PERGUNTA CURTA A:
Segundo o trecho, quais são as quatro frentes de atuação do Comitê de Diversidade da Visão Prev?

Criada pelo Instituto Alana, a minissérie “Por uma Educação Antirracista” aborda o tema com as crianças. A cada episódio, uma família recebe um livro feito especialmente para a série com uma história lúdica e uma atividade pedagógica. Em meio às narrativas, há reflexões de nomes como Ailton Krenak e Nilma Lino Gomes, alguns dos especialistas que participam da produção. Os episódios foram ao ar pelo GNT e estão disponíveis no YouTube do canal.

 

Aqui na Visão Prev

Em agosto deste ano, a Visão Prev adotou ações de diversidade em sua cultura organizacional com o objetivo de criar um ambiente de trabalho ainda mais inclusivo e respeitoso. Para isso, foi criado um Comitê de Diversidade, sob direcionamento do presidente da entidade Marcelo Pezzutto. O Comitê possui 4 frentes de atuação: Gênero, LGBTQIA+, PCD (Pessoas com Deficiência) e Raça.

 

Cada frente de atuação tem um sponsor e colaboradores que se voluntariaram, por se identificar com a causa defendida, para pensar em iniciativas de conscientização e ações afirmativas de reflexão e combate ao preconceito, em todas as suas formas.

 

Segundo os membros do Comitê de Diversidade-Raça, “esse é um dos tópicos mais difíceis de discutir em nossa sociedade, em função da negação da existência do racismo. Historicamente, não nos sentimos à vontade para reconhecer as injustiças cometidas contra os negros de modo que, com frequência, nos silenciamos ou minimizamos a desigualdade. Nossa missão é auxiliar os colaboradores na desconstrução do racismo para que todos compreendam melhor as causas e consequências de tudo o que permeia o tema, criando um movimento consciente sobre a branquitude e lugares de privilégios simbólicos e concretos que contribuem com a reprodução da discriminação racial”.

(Coordenadas do layout)
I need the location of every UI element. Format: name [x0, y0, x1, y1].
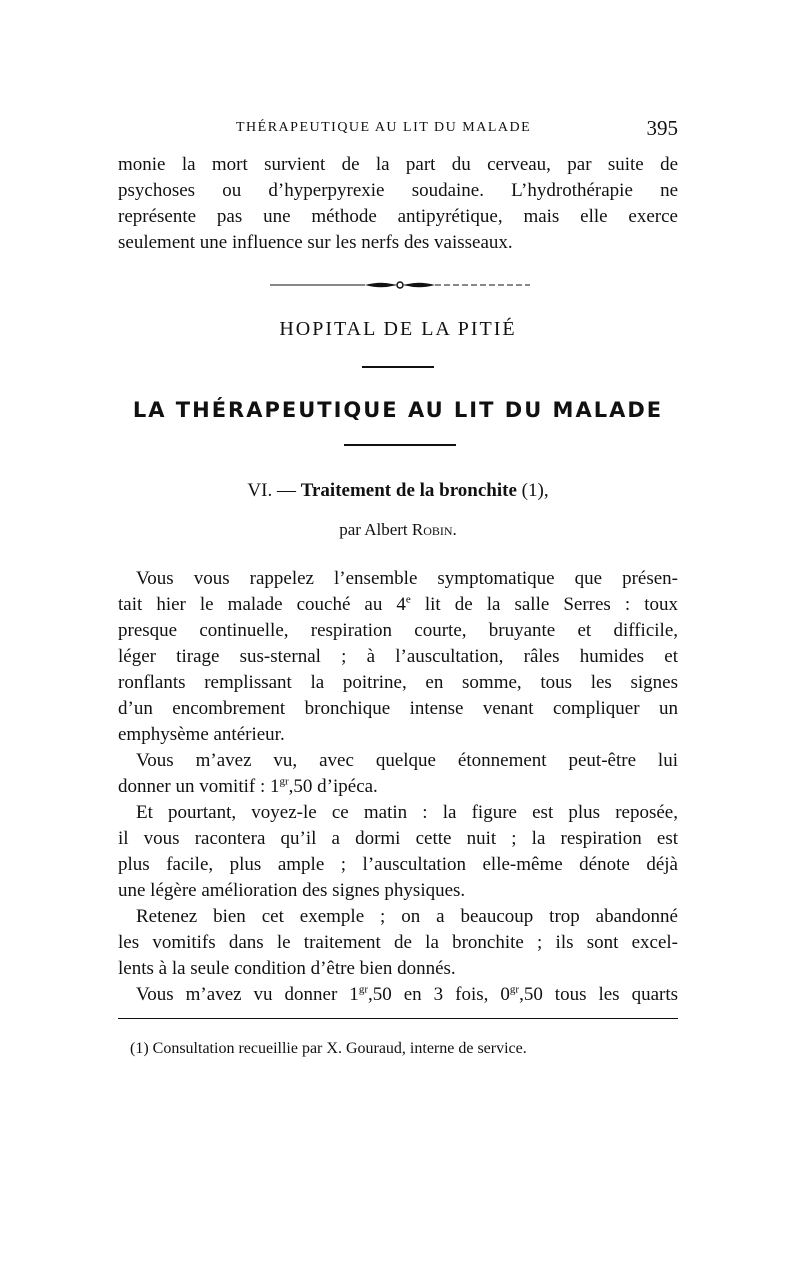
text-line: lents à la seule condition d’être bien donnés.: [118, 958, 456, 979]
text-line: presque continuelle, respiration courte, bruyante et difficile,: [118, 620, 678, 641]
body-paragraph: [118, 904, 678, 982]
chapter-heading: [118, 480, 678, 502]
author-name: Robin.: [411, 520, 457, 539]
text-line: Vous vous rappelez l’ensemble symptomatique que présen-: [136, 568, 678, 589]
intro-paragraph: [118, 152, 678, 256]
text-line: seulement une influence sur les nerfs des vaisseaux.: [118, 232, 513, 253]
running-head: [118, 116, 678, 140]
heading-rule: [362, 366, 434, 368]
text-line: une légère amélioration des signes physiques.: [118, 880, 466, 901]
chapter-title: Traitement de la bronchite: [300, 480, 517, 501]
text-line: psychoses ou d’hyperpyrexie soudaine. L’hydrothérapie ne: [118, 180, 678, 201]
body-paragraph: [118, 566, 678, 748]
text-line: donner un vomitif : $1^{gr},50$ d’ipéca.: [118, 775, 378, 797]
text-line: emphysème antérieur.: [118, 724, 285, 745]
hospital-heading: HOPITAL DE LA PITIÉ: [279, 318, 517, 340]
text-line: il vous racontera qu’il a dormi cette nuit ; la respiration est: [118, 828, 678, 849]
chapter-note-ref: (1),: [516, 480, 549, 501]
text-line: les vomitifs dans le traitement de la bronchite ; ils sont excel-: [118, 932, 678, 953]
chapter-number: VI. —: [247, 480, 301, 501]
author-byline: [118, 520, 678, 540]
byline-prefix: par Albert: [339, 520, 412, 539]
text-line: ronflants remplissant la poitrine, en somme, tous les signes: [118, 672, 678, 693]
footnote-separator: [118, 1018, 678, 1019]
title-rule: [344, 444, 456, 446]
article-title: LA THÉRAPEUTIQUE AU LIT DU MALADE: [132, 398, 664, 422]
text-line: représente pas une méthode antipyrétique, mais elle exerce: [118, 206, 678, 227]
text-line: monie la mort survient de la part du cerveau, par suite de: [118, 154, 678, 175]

PERGUNTA CURTA B:
Copie sem mudar nada as linhas dos registros que vão da que contém "text-line: lents à" até a que contém "chapter-heading: [118, 480, 678, 502]", incluindo essas duas.

RESPOSTA COMPLETA A:
Gênero, LGBTQIA+, PCD (Pessoas com Deficiência) e Raça.

RESPOSTA COMPLETA B:
text-line: lents à la seule condition d’être bien donnés.: [118, 958, 456, 979]
text-line: presque continuelle, respiration courte, bruyante et difficile,: [118, 620, 678, 641]
body-paragraph: [118, 904, 678, 982]
chapter-heading: [118, 480, 678, 502]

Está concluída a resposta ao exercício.